** BEGIN EXERCISE MATERIALS **

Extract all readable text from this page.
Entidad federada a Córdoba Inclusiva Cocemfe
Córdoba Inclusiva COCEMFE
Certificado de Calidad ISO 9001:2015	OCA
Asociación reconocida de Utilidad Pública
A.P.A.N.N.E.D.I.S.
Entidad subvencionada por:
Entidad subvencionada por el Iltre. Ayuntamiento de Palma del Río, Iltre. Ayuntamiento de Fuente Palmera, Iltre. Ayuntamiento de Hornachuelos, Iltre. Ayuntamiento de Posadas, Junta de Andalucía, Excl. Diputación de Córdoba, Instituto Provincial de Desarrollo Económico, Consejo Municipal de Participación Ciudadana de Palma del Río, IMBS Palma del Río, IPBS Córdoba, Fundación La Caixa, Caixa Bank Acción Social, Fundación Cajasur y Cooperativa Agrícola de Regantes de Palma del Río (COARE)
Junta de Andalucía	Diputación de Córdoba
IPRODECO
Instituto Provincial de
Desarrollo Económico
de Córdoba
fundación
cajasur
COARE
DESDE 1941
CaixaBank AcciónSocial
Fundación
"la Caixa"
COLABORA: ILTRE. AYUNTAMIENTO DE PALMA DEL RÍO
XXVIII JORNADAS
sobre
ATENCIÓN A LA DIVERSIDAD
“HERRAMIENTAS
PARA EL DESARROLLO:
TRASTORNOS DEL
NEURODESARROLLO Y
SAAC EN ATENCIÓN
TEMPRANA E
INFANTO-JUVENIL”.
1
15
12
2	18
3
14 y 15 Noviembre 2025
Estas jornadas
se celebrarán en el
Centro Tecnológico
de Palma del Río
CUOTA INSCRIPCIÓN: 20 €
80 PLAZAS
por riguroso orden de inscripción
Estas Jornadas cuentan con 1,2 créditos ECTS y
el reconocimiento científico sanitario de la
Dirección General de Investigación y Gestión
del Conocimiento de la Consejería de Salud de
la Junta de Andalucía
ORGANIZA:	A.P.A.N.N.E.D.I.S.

** END EXERCISE MATERIALS **

- TASK DETAILS -
Find each line with the string "Estas" and copy it out.

- THE OUTPUT -
Estas jornadas
Estas Jornadas cuentan con 1,2 créditos ECTS y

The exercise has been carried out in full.